SUPPLIED MATERIAL:
------------------------------------
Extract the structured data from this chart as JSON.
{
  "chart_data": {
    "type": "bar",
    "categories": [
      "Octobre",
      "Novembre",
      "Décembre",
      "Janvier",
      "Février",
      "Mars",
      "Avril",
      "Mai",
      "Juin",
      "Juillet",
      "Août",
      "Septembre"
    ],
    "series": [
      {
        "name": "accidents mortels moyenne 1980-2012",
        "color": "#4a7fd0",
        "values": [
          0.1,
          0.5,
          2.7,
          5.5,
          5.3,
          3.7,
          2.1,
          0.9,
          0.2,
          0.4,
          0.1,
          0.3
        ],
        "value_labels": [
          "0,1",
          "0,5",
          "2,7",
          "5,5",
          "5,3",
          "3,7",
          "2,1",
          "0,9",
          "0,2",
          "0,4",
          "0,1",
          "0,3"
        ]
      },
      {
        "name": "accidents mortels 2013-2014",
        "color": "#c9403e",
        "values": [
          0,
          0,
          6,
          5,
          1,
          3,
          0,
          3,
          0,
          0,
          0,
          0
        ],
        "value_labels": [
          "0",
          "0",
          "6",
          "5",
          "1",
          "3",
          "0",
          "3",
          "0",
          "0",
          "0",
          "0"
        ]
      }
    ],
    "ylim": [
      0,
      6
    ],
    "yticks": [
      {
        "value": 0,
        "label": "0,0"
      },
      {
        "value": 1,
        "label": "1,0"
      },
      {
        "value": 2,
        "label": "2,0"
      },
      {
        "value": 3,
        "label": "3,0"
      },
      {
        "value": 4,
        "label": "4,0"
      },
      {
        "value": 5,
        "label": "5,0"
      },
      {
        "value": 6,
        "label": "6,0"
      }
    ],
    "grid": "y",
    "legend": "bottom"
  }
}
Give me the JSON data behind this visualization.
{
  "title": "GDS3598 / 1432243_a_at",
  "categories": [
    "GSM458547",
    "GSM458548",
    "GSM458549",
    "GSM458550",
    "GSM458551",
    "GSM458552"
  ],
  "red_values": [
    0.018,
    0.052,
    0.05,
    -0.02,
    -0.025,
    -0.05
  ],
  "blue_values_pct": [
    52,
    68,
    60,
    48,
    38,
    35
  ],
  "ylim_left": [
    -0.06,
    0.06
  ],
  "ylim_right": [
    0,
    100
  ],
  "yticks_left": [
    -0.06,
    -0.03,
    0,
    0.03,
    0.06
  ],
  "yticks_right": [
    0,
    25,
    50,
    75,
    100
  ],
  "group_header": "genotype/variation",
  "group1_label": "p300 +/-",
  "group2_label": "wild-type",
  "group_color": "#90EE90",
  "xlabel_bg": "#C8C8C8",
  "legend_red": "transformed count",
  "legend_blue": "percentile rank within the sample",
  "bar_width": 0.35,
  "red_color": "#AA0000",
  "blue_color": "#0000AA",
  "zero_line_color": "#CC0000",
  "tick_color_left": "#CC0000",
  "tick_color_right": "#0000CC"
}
------------------------------------
EXERCISE REQUIREMENTS: All of the entries must be quoted exactly; please include each one.

COMPLETE ANSWER:
Extract the structured data from this chart as JSON.
{
  "chart_data": {
    "type": "bar",
    "categories": [
      "Octobre",
      "Novembre",
      "Décembre",
      "Janvier",
      "Février",
      "Mars",
      "Avril",
      "Mai",
      "Juin",
      "Juillet",
      "Août",
      "Septembre"
    ],
    "series": [
      {
        "name": "accidents mortels moyenne 1980-2012",
        "color": "#4a7fd0",
        "values": [
          0.1,
          0.5,
          2.7,
          5.5,
          5.3,
          3.7,
          2.1,
          0.9,
          0.2,
          0.4,
          0.1,
          0.3
        ],
        "value_labels": [
          "0,1",
          "0,5",
          "2,7",
          "5,5",
          "5,3",
          "3,7",
          "2,1",
          "0,9",
          "0,2",
          "0,4",
          "0,1",
          "0,3"
        ]
      },
      {
        "name": "accidents mortels 2013-2014",
        "color": "#c9403e",
        "values": [
          0,
          0,
          6,
          5,
          1,
          3,
          0,
          3,
          0,
          0,
          0,
          0
        ],
        "value_labels": [
          "0",
          "0",
          "6",
          "5",
          "1",
          "3",
          "0",
          "3",
          "0",
          "0",
          "0",
          "0"
        ]
      }
    ],
    "ylim": [
      0,
      6
    ],
    "yticks": [
      {
        "value": 0,
        "label": "0,0"
      },
      {
        "value": 1,
        "label": "1,0"
      },
      {
        "value": 2,
        "label": "2,0"
      },
      {
        "value": 3,
        "label": "3,0"
      },
      {
        "value": 4,
        "label": "4,0"
      },
      {
        "value": 5,
        "label": "5,0"
      },
      {
        "value": 6,
        "label": "6,0"
      }
    ],
    "grid": "y",
    "legend": "bottom"
  }
}
Give me the JSON data behind this visualization.
{
  "title": "GDS3598 / 1432243_a_at",
  "categories": [
    "GSM458547",
    "GSM458548",
    "GSM458549",
    "GSM458550",
    "GSM458551",
    "GSM458552"
  ],
  "red_values": [
    0.018,
    0.052,
    0.05,
    -0.02,
    -0.025,
    -0.05
  ],
  "blue_values_pct": [
    52,
    68,
    60,
    48,
    38,
    35
  ],
  "ylim_left": [
    -0.06,
    0.06
  ],
  "ylim_right": [
    0,
    100
  ],
  "yticks_left": [
    -0.06,
    -0.03,
    0,
    0.03,
    0.06
  ],
  "yticks_right": [
    0,
    25,
    50,
    75,
    100
  ],
  "group_header": "genotype/variation",
  "group1_label": "p300 +/-",
  "group2_label": "wild-type",
  "group_color": "#90EE90",
  "xlabel_bg": "#C8C8C8",
  "legend_red": "transformed count",
  "legend_blue": "percentile rank within the sample",
  "bar_width": 0.35,
  "red_color": "#AA0000",
  "blue_color": "#0000AA",
  "zero_line_color": "#CC0000",
  "tick_color_left": "#CC0000",
  "tick_color_right": "#0000CC"
}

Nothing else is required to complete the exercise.